In handing down its decision on this much-disputed provision of the Constitution, the court desires to have its premises, which it thinks are well upheld by law and reason, distinctly and clearly understood. Jeopardy, as this court understands the law, attaches when, upon a valid indictment, the prisoner is arraigned and pleads, and the jury empanelled and sworn to try the issue raised by the plea. If at this stage of the proceedings the jury is disbanded and trial postponed, except for the plain causes of necessity mentioned in the common law and referred to above, the prisoner, under the great provision of the Constitution, may demand his discharge. But if, on the other hand, the postponement arises from palpable necessity, over which the court had no control, the prisoner may be tried and convicted by a second jury, upon the same indictment, which proceeding is only a continuance of the former proceedings.

## SHORT EXERCISE 1
According to the passage on jeopardy, at what point does jeopardy attach?
The passage on jeopardy has no connection to the records that come after it.

## RECORDS
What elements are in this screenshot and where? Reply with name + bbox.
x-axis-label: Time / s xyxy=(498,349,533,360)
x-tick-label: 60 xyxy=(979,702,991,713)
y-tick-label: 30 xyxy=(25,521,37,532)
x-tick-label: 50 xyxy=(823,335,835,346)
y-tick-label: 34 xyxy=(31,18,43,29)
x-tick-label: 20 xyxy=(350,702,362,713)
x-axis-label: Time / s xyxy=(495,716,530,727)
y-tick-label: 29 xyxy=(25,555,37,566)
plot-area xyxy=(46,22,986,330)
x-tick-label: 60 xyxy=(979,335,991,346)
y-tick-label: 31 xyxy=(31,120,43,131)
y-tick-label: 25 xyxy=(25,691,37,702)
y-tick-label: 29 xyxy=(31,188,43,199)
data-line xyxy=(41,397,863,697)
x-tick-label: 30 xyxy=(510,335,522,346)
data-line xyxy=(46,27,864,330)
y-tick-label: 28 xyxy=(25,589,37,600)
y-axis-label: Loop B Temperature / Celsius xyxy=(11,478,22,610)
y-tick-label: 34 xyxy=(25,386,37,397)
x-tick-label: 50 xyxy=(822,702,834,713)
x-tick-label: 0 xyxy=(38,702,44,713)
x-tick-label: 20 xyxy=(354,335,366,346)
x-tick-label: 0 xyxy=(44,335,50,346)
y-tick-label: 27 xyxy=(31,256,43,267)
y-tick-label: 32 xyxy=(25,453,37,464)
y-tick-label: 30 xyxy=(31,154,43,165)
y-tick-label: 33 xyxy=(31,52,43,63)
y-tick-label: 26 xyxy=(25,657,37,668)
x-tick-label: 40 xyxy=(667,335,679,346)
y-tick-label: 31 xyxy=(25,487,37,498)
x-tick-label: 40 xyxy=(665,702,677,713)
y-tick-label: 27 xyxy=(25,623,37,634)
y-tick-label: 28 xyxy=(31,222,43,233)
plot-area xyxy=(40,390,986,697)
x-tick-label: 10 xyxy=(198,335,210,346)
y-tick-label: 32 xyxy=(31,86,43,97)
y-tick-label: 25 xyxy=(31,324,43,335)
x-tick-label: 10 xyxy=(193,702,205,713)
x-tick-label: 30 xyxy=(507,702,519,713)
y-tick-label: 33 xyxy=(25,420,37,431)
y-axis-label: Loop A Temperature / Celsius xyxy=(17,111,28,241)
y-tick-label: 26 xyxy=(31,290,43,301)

## SHORT EXERCISE 2
Please duplicate the records, starting with their first line and going on through the line containing "x-tick-label: 60 xyxy=(979,335,991,346)", with both ends included.

## EXERCISE RESPONSE 1
Jeopardy attaches when, upon a valid indictment, the prisoner is arraigned and pleads, and the jury is empanelled and sworn to try the issue raised by the plea.

## EXERCISE RESPONSE 2
What elements are in this screenshot and where? Reply with name + bbox.
x-axis-label: Time / s xyxy=(498,349,533,360)
x-tick-label: 60 xyxy=(979,702,991,713)
y-tick-label: 30 xyxy=(25,521,37,532)
x-tick-label: 50 xyxy=(823,335,835,346)
y-tick-label: 34 xyxy=(31,18,43,29)
x-tick-label: 20 xyxy=(350,702,362,713)
x-axis-label: Time / s xyxy=(495,716,530,727)
y-tick-label: 29 xyxy=(25,555,37,566)
plot-area xyxy=(46,22,986,330)
x-tick-label: 60 xyxy=(979,335,991,346)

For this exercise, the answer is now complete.